● YOUR OBJECTIVE: Write out each line of the listing as it stands, without the images.
* START *
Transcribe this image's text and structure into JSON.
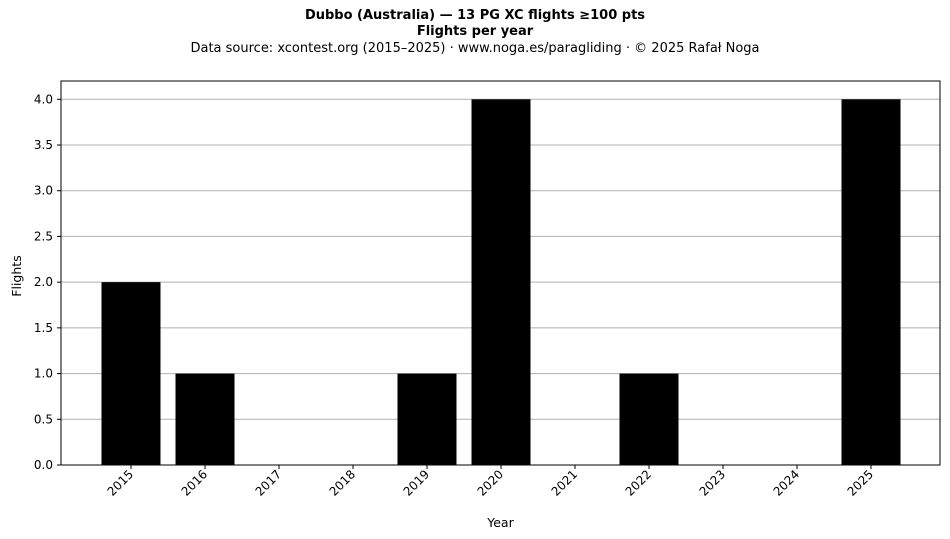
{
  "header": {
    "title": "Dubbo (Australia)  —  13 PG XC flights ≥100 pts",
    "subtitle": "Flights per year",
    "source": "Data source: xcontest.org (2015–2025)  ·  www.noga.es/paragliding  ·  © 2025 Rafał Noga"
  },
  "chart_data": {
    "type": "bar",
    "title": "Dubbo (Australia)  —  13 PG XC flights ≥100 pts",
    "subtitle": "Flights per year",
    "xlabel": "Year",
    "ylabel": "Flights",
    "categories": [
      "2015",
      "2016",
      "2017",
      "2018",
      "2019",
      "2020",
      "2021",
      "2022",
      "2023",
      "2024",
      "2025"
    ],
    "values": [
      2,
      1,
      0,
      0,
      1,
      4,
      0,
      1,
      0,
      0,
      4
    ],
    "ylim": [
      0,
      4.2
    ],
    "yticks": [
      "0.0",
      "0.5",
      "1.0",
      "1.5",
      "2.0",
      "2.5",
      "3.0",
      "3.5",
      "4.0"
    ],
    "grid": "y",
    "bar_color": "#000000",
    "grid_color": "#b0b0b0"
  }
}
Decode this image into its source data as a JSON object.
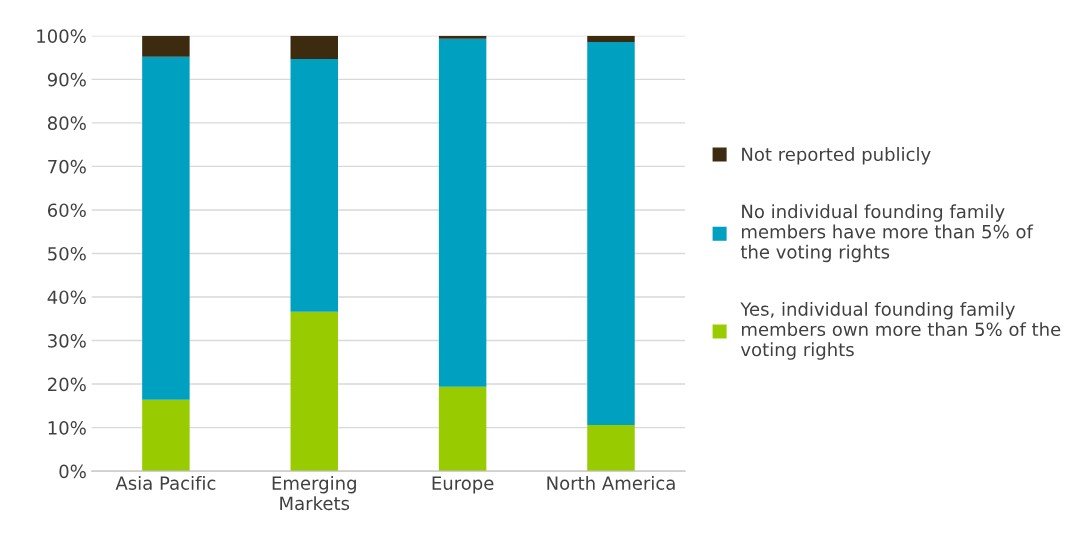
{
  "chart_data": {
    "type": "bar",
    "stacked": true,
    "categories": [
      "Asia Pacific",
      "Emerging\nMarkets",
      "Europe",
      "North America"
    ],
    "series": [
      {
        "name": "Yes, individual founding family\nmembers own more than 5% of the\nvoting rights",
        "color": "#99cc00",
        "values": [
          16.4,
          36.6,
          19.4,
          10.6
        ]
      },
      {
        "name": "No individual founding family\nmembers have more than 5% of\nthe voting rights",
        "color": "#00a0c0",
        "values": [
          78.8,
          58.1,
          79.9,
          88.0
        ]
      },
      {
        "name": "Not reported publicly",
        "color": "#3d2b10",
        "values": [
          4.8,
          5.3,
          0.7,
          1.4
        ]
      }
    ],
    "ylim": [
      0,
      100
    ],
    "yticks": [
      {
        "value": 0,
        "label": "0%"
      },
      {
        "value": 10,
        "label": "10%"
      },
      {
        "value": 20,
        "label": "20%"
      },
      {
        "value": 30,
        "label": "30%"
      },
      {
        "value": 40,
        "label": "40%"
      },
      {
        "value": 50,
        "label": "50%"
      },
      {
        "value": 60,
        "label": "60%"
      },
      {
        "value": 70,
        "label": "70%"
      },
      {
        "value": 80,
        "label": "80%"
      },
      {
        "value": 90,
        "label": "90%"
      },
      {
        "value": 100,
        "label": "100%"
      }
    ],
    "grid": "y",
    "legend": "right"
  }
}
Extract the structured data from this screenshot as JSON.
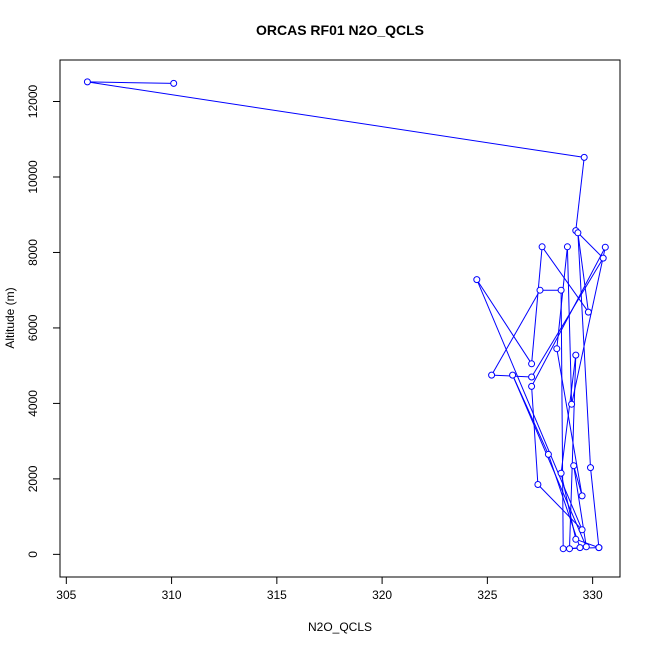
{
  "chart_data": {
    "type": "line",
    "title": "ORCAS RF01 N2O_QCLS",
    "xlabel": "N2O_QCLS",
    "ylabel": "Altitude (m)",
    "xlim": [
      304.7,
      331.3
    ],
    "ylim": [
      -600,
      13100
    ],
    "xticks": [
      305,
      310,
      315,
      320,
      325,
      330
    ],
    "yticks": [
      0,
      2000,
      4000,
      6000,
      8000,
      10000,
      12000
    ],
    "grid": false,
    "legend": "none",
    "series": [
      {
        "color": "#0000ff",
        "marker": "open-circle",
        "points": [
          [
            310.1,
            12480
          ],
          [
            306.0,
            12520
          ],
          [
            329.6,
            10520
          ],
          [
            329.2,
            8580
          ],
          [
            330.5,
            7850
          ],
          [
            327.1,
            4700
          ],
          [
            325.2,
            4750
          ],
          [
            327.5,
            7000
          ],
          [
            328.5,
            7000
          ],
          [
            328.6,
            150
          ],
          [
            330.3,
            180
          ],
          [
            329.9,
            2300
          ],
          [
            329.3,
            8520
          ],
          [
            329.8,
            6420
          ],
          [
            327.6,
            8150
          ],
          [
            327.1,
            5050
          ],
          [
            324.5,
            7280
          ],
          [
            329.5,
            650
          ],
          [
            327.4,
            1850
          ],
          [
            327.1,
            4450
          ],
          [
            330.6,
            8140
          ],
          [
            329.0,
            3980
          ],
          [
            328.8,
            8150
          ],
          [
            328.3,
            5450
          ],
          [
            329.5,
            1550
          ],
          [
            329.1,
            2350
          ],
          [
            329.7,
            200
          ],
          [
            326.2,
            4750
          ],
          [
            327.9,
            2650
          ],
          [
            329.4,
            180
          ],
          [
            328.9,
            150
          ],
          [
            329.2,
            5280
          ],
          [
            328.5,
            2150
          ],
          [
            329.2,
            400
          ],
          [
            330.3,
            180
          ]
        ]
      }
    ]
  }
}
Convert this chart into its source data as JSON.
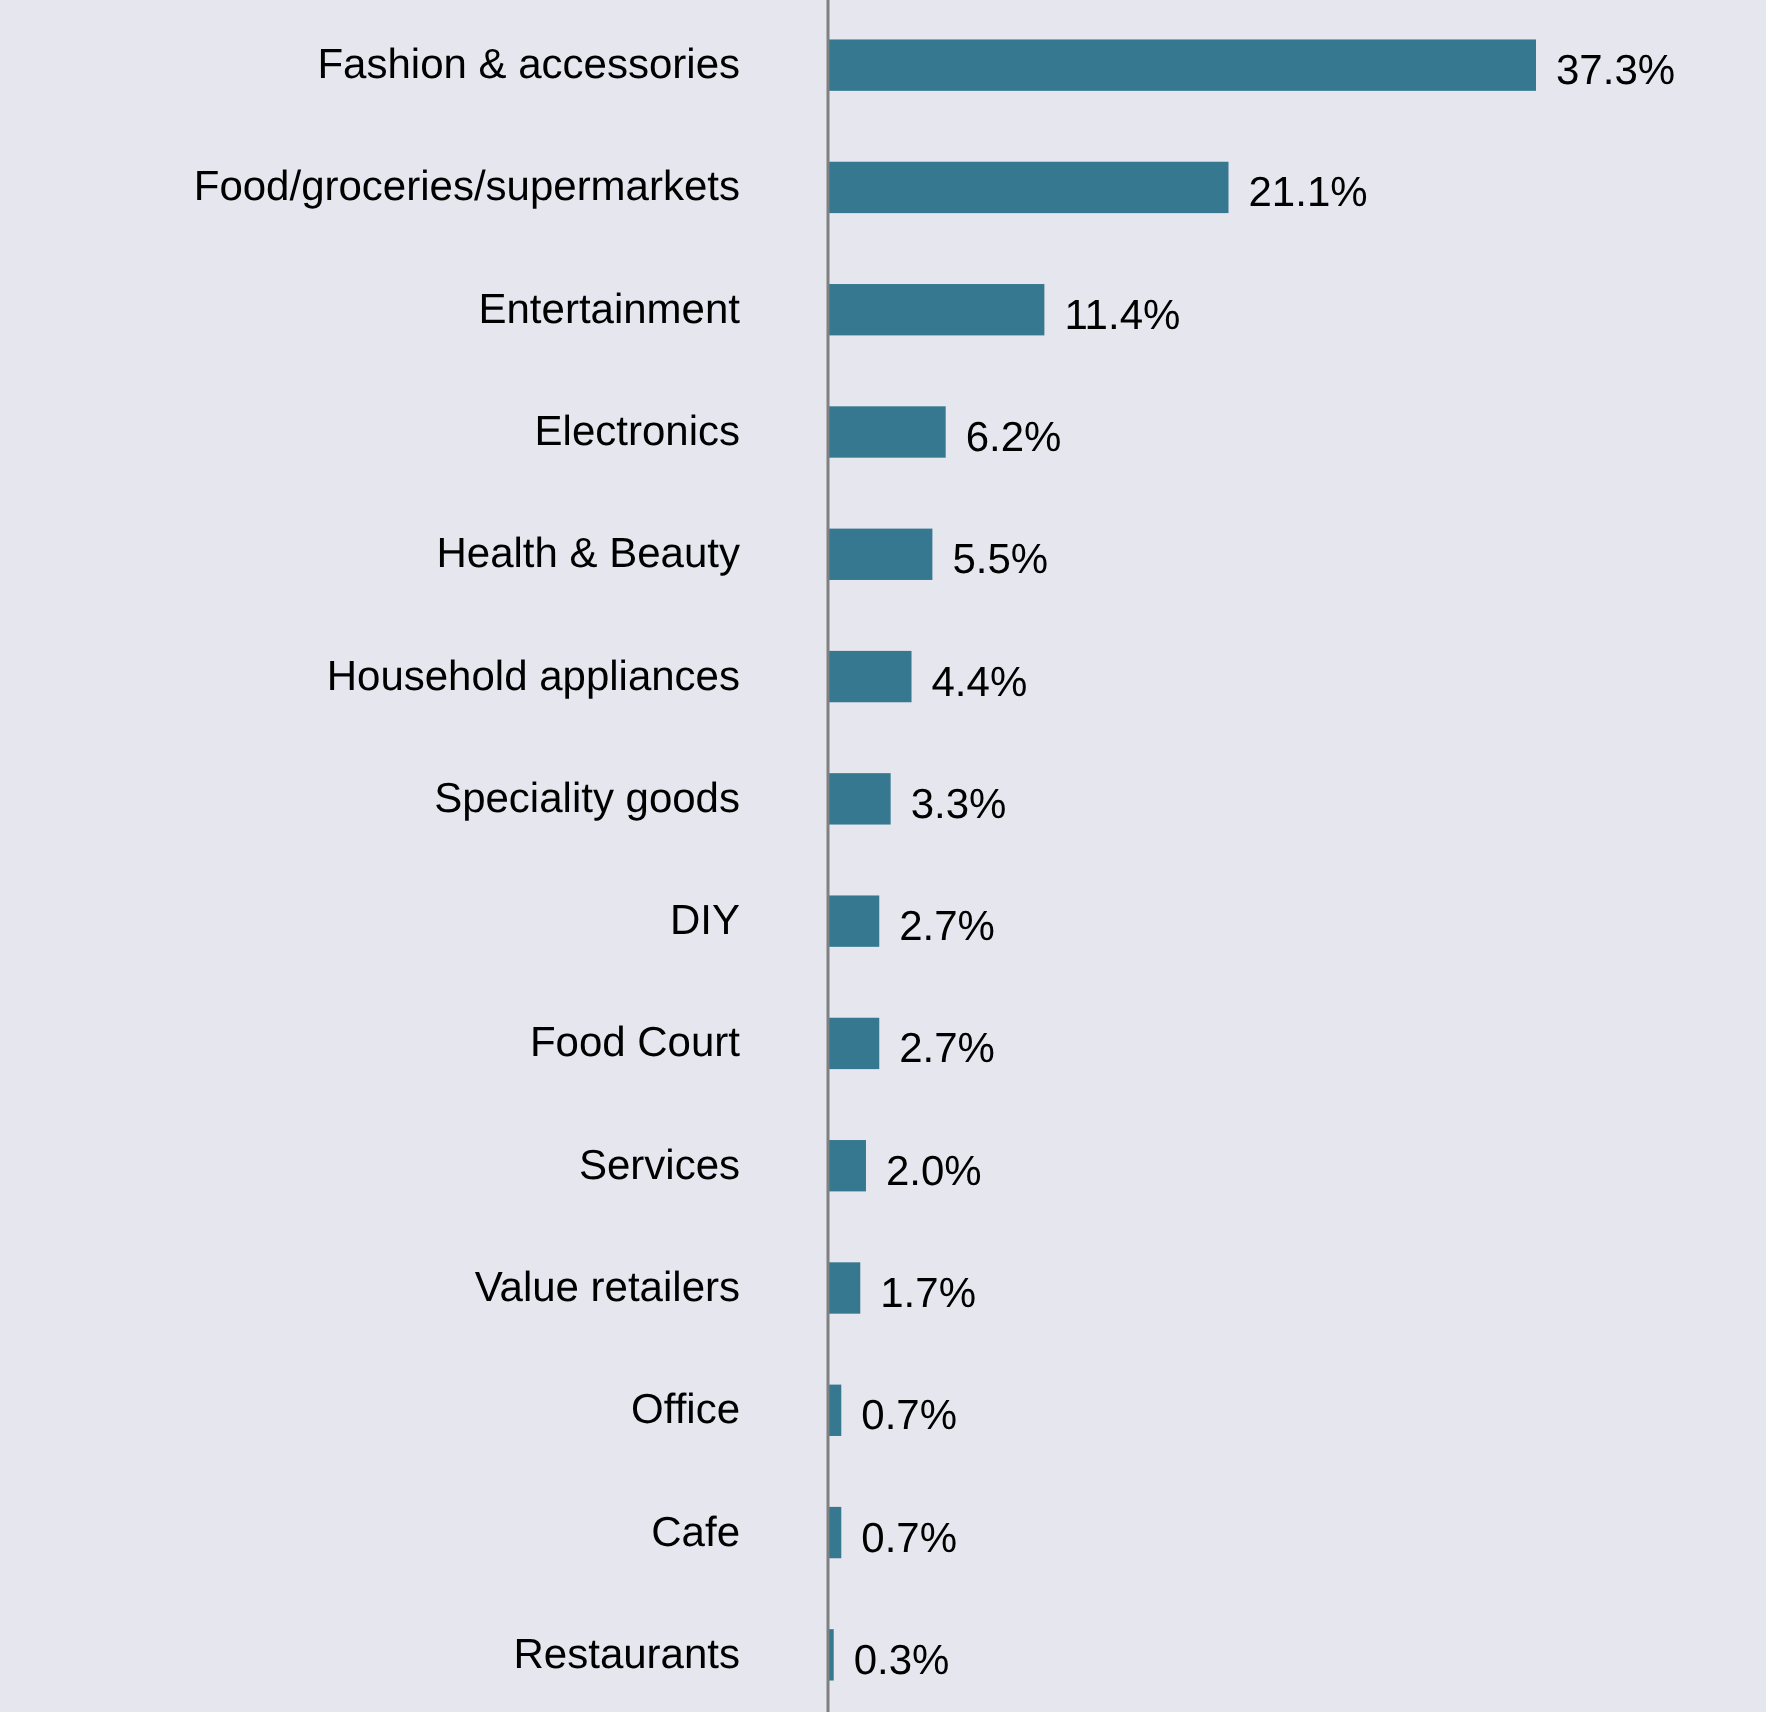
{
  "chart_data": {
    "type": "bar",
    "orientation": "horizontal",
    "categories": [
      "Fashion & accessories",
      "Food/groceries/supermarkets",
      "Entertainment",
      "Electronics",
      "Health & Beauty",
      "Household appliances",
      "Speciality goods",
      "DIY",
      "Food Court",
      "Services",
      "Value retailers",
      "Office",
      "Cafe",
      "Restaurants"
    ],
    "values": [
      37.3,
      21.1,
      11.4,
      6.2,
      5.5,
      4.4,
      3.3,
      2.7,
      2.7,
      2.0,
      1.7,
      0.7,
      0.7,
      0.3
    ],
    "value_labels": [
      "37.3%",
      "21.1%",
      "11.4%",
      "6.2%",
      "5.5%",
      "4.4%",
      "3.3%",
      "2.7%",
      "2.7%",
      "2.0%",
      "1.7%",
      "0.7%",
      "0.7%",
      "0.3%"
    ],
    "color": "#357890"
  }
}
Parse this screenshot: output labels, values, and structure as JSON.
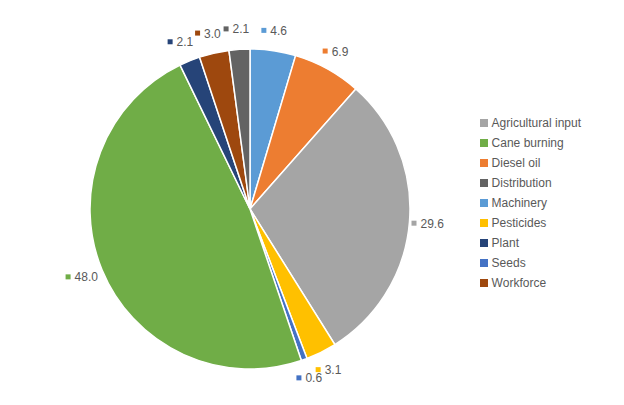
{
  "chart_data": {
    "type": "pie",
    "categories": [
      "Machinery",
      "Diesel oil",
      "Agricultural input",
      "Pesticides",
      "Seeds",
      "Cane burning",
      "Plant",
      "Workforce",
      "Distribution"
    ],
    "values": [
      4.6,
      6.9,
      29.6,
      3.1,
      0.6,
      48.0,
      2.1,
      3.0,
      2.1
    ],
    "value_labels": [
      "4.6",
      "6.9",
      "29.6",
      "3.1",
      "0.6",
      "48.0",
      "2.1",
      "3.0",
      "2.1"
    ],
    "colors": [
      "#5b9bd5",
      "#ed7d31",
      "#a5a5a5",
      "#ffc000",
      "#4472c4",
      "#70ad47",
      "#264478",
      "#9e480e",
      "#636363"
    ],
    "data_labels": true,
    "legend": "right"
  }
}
* END *
● REPLY TO THE TASK:
Transcribe this image's text and structure into JSON.
{
  "header": {
    "title": "Dubbo (Australia)  —  13 PG XC flights ≥100 pts",
    "subtitle": "Flights per year",
    "source": "Data source: xcontest.org (2015–2025)  ·  www.noga.es/paragliding  ·  © 2025 Rafał Noga"
  },
  "chart_data": {
    "type": "bar",
    "title": "Dubbo (Australia)  —  13 PG XC flights ≥100 pts",
    "subtitle": "Flights per year",
    "xlabel": "Year",
    "ylabel": "Flights",
    "categories": [
      "2015",
      "2016",
      "2017",
      "2018",
      "2019",
      "2020",
      "2021",
      "2022",
      "2023",
      "2024",
      "2025"
    ],
    "values": [
      2,
      1,
      0,
      0,
      1,
      4,
      0,
      1,
      0,
      0,
      4
    ],
    "ylim": [
      0,
      4.2
    ],
    "yticks": [
      "0.0",
      "0.5",
      "1.0",
      "1.5",
      "2.0",
      "2.5",
      "3.0",
      "3.5",
      "4.0"
    ],
    "grid": "y",
    "bar_color": "#000000",
    "grid_color": "#b0b0b0"
  }
}
Decode this image into its source data as a JSON object.
{
  "chart_data": {
    "type": "bar",
    "stacked": true,
    "categories": [
      "Asia Pacific",
      "Emerging\nMarkets",
      "Europe",
      "North America"
    ],
    "series": [
      {
        "name": "Yes, individual founding family\nmembers own more than 5% of the\nvoting rights",
        "color": "#99cc00",
        "values": [
          16.4,
          36.6,
          19.4,
          10.6
        ]
      },
      {
        "name": "No individual founding family\nmembers have more than 5% of\nthe voting rights",
        "color": "#00a0c0",
        "values": [
          78.8,
          58.1,
          79.9,
          88.0
        ]
      },
      {
        "name": "Not reported publicly",
        "color": "#3d2b10",
        "values": [
          4.8,
          5.3,
          0.7,
          1.4
        ]
      }
    ],
    "ylim": [
      0,
      100
    ],
    "yticks": [
      {
        "value": 0,
        "label": "0%"
      },
      {
        "value": 10,
        "label": "10%"
      },
      {
        "value": 20,
        "label": "20%"
      },
      {
        "value": 30,
        "label": "30%"
      },
      {
        "value": 40,
        "label": "40%"
      },
      {
        "value": 50,
        "label": "50%"
      },
      {
        "value": 60,
        "label": "60%"
      },
      {
        "value": 70,
        "label": "70%"
      },
      {
        "value": 80,
        "label": "80%"
      },
      {
        "value": 90,
        "label": "90%"
      },
      {
        "value": 100,
        "label": "100%"
      }
    ],
    "grid": "y",
    "legend": "right"
  }
}
Extract the structured data from this screenshot as JSON.
{
  "chart_data": {
    "type": "line",
    "title": "ORCAS RF01 N2O_QCLS",
    "xlabel": "N2O_QCLS",
    "ylabel": "Altitude (m)",
    "xlim": [
      304.7,
      331.3
    ],
    "ylim": [
      -600,
      13100
    ],
    "xticks": [
      305,
      310,
      315,
      320,
      325,
      330
    ],
    "yticks": [
      0,
      2000,
      4000,
      6000,
      8000,
      10000,
      12000
    ],
    "grid": false,
    "legend": "none",
    "series": [
      {
        "color": "#0000ff",
        "marker": "open-circle",
        "points": [
          [
            310.1,
            12480
          ],
          [
            306.0,
            12520
          ],
          [
            329.6,
            10520
          ],
          [
            329.2,
            8580
          ],
          [
            330.5,
            7850
          ],
          [
            327.1,
            4700
          ],
          [
            325.2,
            4750
          ],
          [
            327.5,
            7000
          ],
          [
            328.5,
            7000
          ],
          [
            328.6,
            150
          ],
          [
            330.3,
            180
          ],
          [
            329.9,
            2300
          ],
          [
            329.3,
            8520
          ],
          [
            329.8,
            6420
          ],
          [
            327.6,
            8150
          ],
          [
            327.1,
            5050
          ],
          [
            324.5,
            7280
          ],
          [
            329.5,
            650
          ],
          [
            327.4,
            1850
          ],
          [
            327.1,
            4450
          ],
          [
            330.6,
            8140
          ],
          [
            329.0,
            3980
          ],
          [
            328.8,
            8150
          ],
          [
            328.3,
            5450
          ],
          [
            329.5,
            1550
          ],
          [
            329.1,
            2350
          ],
          [
            329.7,
            200
          ],
          [
            326.2,
            4750
          ],
          [
            327.9,
            2650
          ],
          [
            329.4,
            180
          ],
          [
            328.9,
            150
          ],
          [
            329.2,
            5280
          ],
          [
            328.5,
            2150
          ],
          [
            329.2,
            400
          ],
          [
            330.3,
            180
          ]
        ]
      }
    ]
  }
}
Convert this chart into its source data as JSON.
{
  "chart_data": {
    "type": "bar",
    "orientation": "horizontal",
    "categories": [
      "Fashion & accessories",
      "Food/groceries/supermarkets",
      "Entertainment",
      "Electronics",
      "Health & Beauty",
      "Household appliances",
      "Speciality goods",
      "DIY",
      "Food Court",
      "Services",
      "Value retailers",
      "Office",
      "Cafe",
      "Restaurants"
    ],
    "values": [
      37.3,
      21.1,
      11.4,
      6.2,
      5.5,
      4.4,
      3.3,
      2.7,
      2.7,
      2.0,
      1.7,
      0.7,
      0.7,
      0.3
    ],
    "value_labels": [
      "37.3%",
      "21.1%",
      "11.4%",
      "6.2%",
      "5.5%",
      "4.4%",
      "3.3%",
      "2.7%",
      "2.7%",
      "2.0%",
      "1.7%",
      "0.7%",
      "0.7%",
      "0.3%"
    ],
    "color": "#357890"
  }
}
Parse this screenshot: output labels, values, and structure as JSON.
{
  "chart_data": {
    "type": "pie",
    "categories": [
      "Machinery",
      "Diesel oil",
      "Agricultural input",
      "Pesticides",
      "Seeds",
      "Cane burning",
      "Plant",
      "Workforce",
      "Distribution"
    ],
    "values": [
      4.6,
      6.9,
      29.6,
      3.1,
      0.6,
      48.0,
      2.1,
      3.0,
      2.1
    ],
    "value_labels": [
      "4.6",
      "6.9",
      "29.6",
      "3.1",
      "0.6",
      "48.0",
      "2.1",
      "3.0",
      "2.1"
    ],
    "colors": [
      "#5b9bd5",
      "#ed7d31",
      "#a5a5a5",
      "#ffc000",
      "#4472c4",
      "#70ad47",
      "#264478",
      "#9e480e",
      "#636363"
    ],
    "data_labels": true,
    "legend": "right"
  }
}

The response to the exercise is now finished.